**Exercise prompt**
Copy out lines with the word "this" from the material that follows.

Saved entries
┄┄┄┄┄┄

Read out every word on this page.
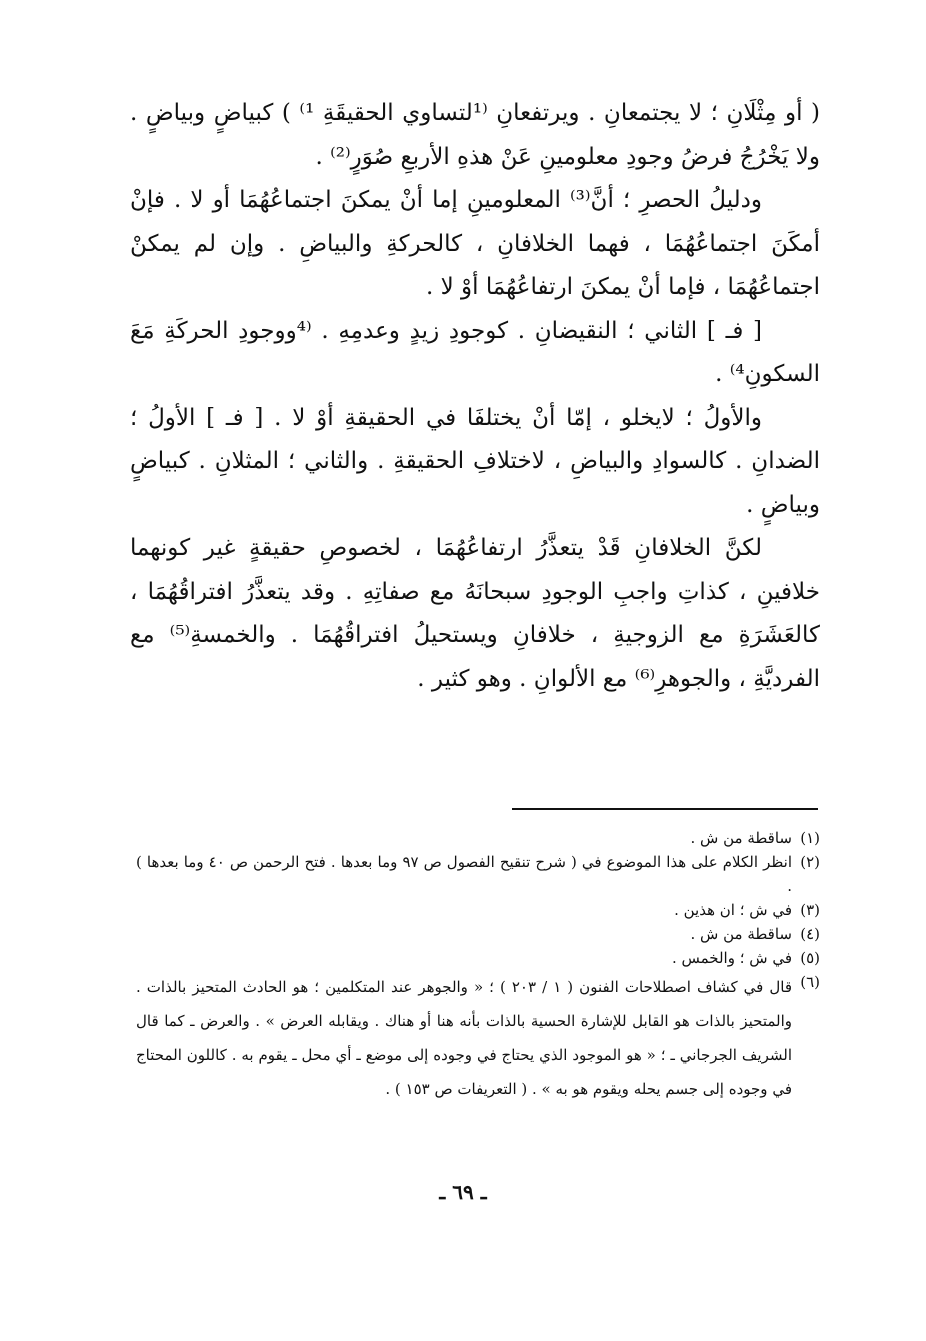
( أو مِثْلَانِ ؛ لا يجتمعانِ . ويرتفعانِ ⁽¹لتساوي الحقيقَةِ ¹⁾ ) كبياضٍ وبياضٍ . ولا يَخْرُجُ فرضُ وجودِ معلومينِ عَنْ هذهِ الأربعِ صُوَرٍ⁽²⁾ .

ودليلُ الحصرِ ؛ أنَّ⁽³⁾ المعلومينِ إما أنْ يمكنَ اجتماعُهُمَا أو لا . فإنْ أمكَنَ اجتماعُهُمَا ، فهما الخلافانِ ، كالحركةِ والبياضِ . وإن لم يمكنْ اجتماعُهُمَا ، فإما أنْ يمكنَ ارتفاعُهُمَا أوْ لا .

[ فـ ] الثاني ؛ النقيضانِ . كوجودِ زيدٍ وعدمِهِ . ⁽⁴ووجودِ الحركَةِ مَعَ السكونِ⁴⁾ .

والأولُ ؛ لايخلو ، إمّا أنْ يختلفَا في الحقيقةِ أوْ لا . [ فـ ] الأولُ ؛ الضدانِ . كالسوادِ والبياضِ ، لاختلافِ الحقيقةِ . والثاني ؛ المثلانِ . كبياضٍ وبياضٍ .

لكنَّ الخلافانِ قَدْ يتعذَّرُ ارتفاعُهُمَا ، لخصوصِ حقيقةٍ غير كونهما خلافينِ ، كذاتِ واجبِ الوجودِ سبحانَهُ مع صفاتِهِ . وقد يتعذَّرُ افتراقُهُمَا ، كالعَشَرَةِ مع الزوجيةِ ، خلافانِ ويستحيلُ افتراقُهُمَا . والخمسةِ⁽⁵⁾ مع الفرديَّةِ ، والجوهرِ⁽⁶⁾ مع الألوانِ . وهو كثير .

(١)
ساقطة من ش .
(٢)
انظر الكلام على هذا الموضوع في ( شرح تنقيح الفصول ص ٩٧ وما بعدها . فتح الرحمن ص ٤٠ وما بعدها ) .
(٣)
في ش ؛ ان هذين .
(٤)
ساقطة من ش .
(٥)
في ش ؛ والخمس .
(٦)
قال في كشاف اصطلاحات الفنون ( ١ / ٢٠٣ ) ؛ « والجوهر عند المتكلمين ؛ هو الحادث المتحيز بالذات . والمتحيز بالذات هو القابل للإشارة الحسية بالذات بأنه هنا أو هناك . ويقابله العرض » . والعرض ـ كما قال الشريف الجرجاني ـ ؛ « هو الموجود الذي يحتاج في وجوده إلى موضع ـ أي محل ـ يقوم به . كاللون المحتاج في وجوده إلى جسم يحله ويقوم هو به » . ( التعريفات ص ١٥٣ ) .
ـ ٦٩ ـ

┄┄┄┄┄┄

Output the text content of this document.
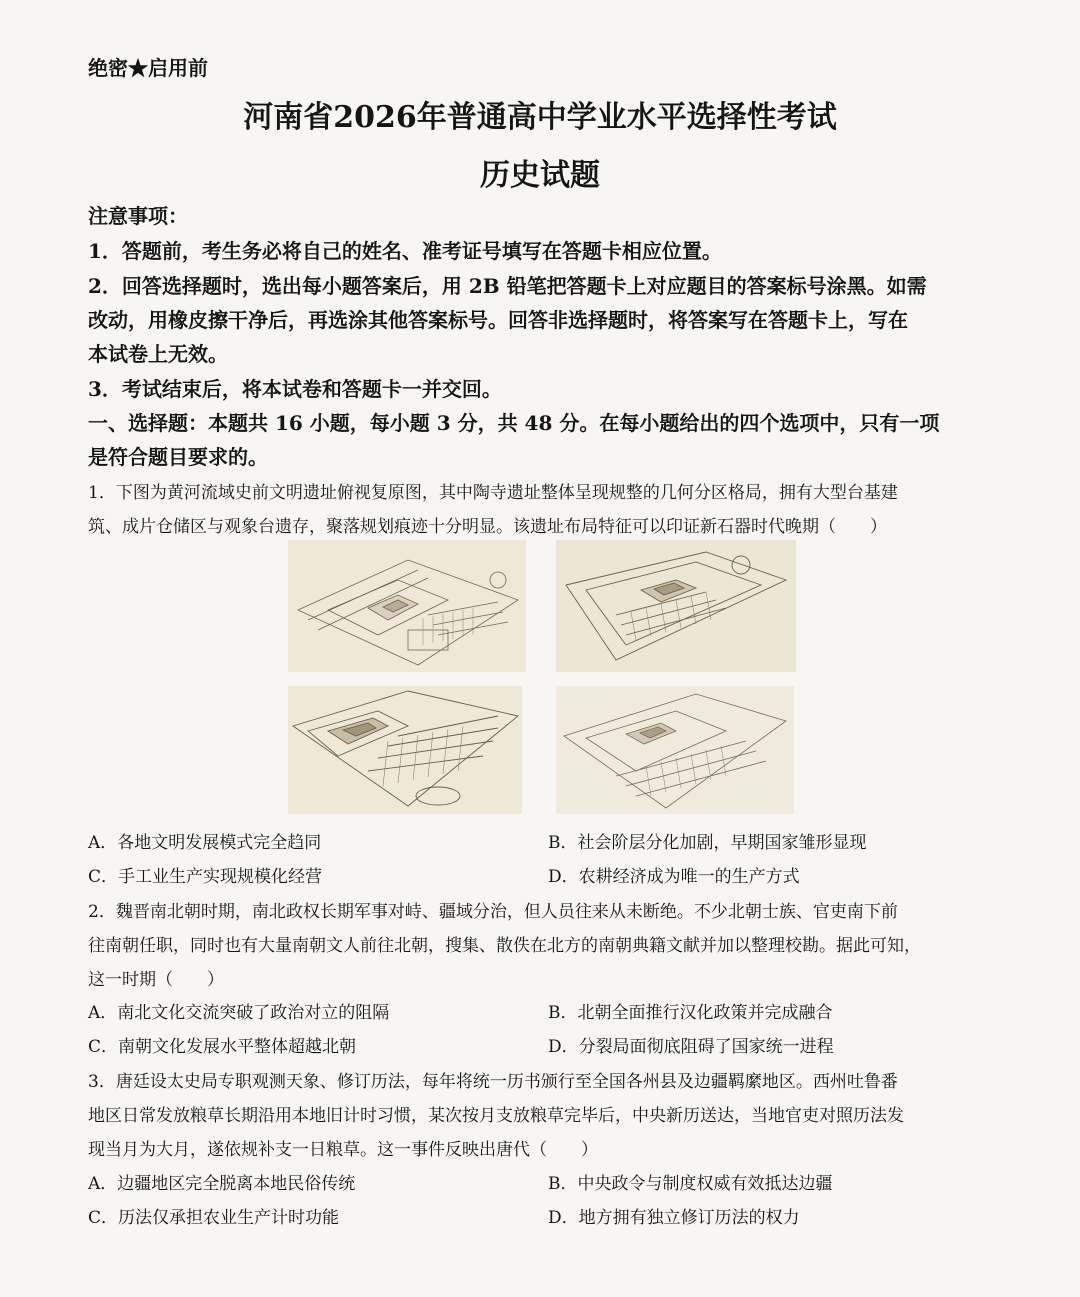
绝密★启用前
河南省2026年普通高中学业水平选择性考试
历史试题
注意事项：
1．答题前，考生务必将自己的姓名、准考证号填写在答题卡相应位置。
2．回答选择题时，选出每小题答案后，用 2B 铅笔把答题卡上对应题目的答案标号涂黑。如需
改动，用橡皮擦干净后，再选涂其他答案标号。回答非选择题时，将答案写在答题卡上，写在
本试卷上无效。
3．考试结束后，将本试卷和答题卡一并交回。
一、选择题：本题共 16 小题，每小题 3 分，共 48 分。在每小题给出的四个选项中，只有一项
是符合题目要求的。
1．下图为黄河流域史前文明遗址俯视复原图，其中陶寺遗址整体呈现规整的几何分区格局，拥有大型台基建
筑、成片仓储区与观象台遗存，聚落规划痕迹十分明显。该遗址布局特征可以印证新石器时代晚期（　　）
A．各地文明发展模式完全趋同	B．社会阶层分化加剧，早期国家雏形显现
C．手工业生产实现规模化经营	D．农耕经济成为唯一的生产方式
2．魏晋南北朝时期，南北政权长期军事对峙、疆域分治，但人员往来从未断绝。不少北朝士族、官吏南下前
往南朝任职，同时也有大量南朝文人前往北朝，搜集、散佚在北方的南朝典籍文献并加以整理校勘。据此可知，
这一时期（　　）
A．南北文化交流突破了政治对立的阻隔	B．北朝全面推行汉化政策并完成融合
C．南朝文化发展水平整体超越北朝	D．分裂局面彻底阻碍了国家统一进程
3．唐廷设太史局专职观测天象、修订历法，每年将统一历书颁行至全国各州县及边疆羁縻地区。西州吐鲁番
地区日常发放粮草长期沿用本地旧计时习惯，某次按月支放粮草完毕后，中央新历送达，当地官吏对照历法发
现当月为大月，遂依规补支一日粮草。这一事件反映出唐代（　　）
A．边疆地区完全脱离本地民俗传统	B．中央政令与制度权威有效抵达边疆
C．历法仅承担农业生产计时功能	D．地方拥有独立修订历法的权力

┄┄┄┄┄┄

**Finished exercise**
Read out every word on this page.
Output the text content of this document.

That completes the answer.